# [WHAT YOU HAVE TO DO]
Extract and list every line that contains the word "C₂H₅OH".

# [SOURCE DATA]
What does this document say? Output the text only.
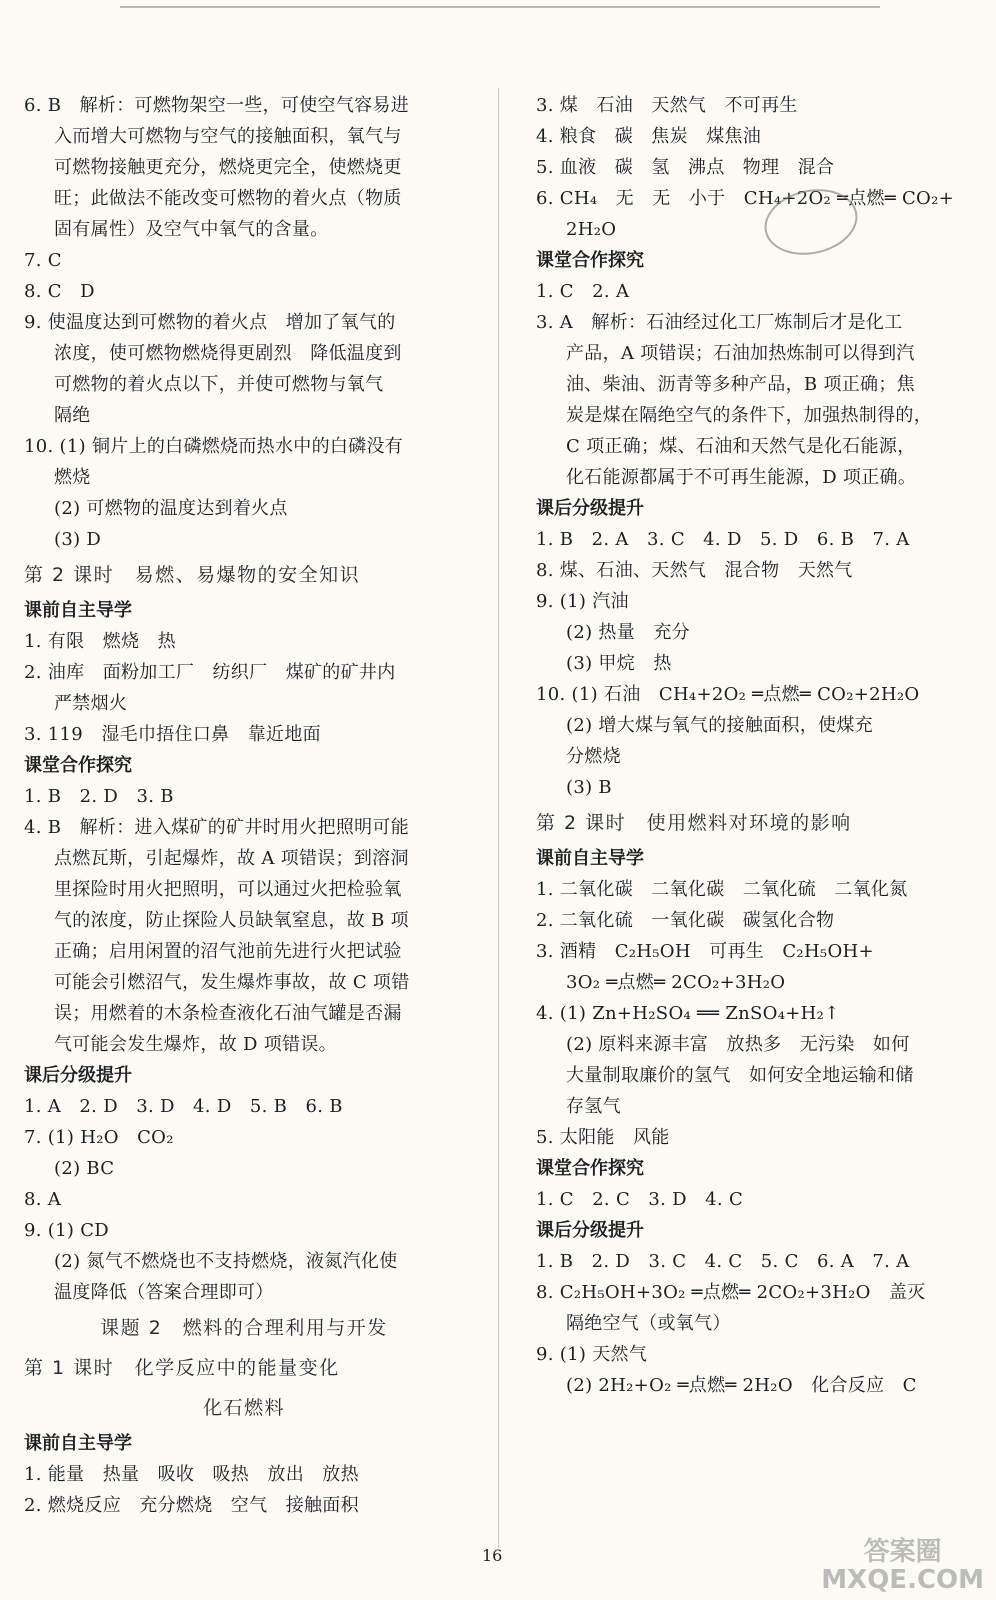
6. B　解析：可燃物架空一些，可使空气容易进
入而增大可燃物与空气的接触面积，氧气与
可燃物接触更充分，燃烧更完全，使燃烧更
旺；此做法不能改变可燃物的着火点（物质
固有属性）及空气中氧气的含量。
7. C
8. C　D
9. 使温度达到可燃物的着火点　增加了氧气的
浓度，使可燃物燃烧得更剧烈　降低温度到
可燃物的着火点以下，并使可燃物与氧气
隔绝
10. (1) 铜片上的白磷燃烧而热水中的白磷没有
燃烧
(2) 可燃物的温度达到着火点
(3) D
第 2 课时　易燃、易爆物的安全知识
课前自主导学
1. 有限　燃烧　热
2. 油库　面粉加工厂　纺织厂　煤矿的矿井内
严禁烟火
3. 119　湿毛巾捂住口鼻　靠近地面
课堂合作探究
1. B　2. D　3. B
4. B　解析：进入煤矿的矿井时用火把照明可能
点燃瓦斯，引起爆炸，故 A 项错误；到溶洞
里探险时用火把照明，可以通过火把检验氧
气的浓度，防止探险人员缺氧窒息，故 B 项
正确；启用闲置的沼气池前先进行火把试验
可能会引燃沼气，发生爆炸事故，故 C 项错
误；用燃着的木条检查液化石油气罐是否漏
气可能会发生爆炸，故 D 项错误。
课后分级提升
1. A　2. D　3. D　4. D　5. B　6. B
7. (1) H₂O　CO₂
(2) BC
8. A
9. (1) CD
(2) 氮气不燃烧也不支持燃烧，液氮汽化使
温度降低（答案合理即可）
课题 2　燃料的合理利用与开发
第 1 课时　化学反应中的能量变化
化石燃料
课前自主导学
1. 能量　热量　吸收　吸热　放出　放热
2. 燃烧反应　充分燃烧　空气　接触面积
3. 煤　石油　天然气　不可再生
4. 粮食　碳　焦炭　煤焦油
5. 血液　碳　氢　沸点　物理　混合
6. CH₄　无　无　小于　CH₄+2O₂ ═点燃═ CO₂+
2H₂O
课堂合作探究
1. C　2. A
3. A　解析：石油经过化工厂炼制后才是化工
产品，A 项错误；石油加热炼制可以得到汽
油、柴油、沥青等多种产品，B 项正确；焦
炭是煤在隔绝空气的条件下，加强热制得的，
C 项正确；煤、石油和天然气是化石能源，
化石能源都属于不可再生能源，D 项正确。
课后分级提升
1. B　2. A　3. C　4. D　5. D　6. B　7. A
8. 煤、石油、天然气　混合物　天然气
9. (1) 汽油
(2) 热量　充分
(3) 甲烷　热
10. (1) 石油　CH₄+2O₂ ═点燃═ CO₂+2H₂O
(2) 增大煤与氧气的接触面积，使煤充
分燃烧
(3) B
第 2 课时　使用燃料对环境的影响
课前自主导学
1. 二氧化碳　二氧化碳　二氧化硫　二氧化氮
2. 二氧化硫　一氧化碳　碳氢化合物
3. 酒精　C₂H₅OH　可再生　C₂H₅OH+
3O₂ ═点燃═ 2CO₂+3H₂O
4. (1) Zn+H₂SO₄ ══ ZnSO₄+H₂↑
(2) 原料来源丰富　放热多　无污染　如何
大量制取廉价的氢气　如何安全地运输和储
存氢气
5. 太阳能　风能
课堂合作探究
1. C　2. C　3. D　4. C
课后分级提升
1. B　2. D　3. C　4. C　5. C　6. A　7. A
8. C₂H₅OH+3O₂ ═点燃═ 2CO₂+3H₂O　盖灭
隔绝空气（或氧气）
9. (1) 天然气
(2) 2H₂+O₂ ═点燃═ 2H₂O　化合反应　C
16	答案圈
MXQE.COM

# [SOLUTION BELOW]
3. 酒精　C₂H₅OH　可再生　C₂H₅OH+
8. C₂H₅OH+3O₂ ═点燃═ 2CO₂+3H₂O　盖灭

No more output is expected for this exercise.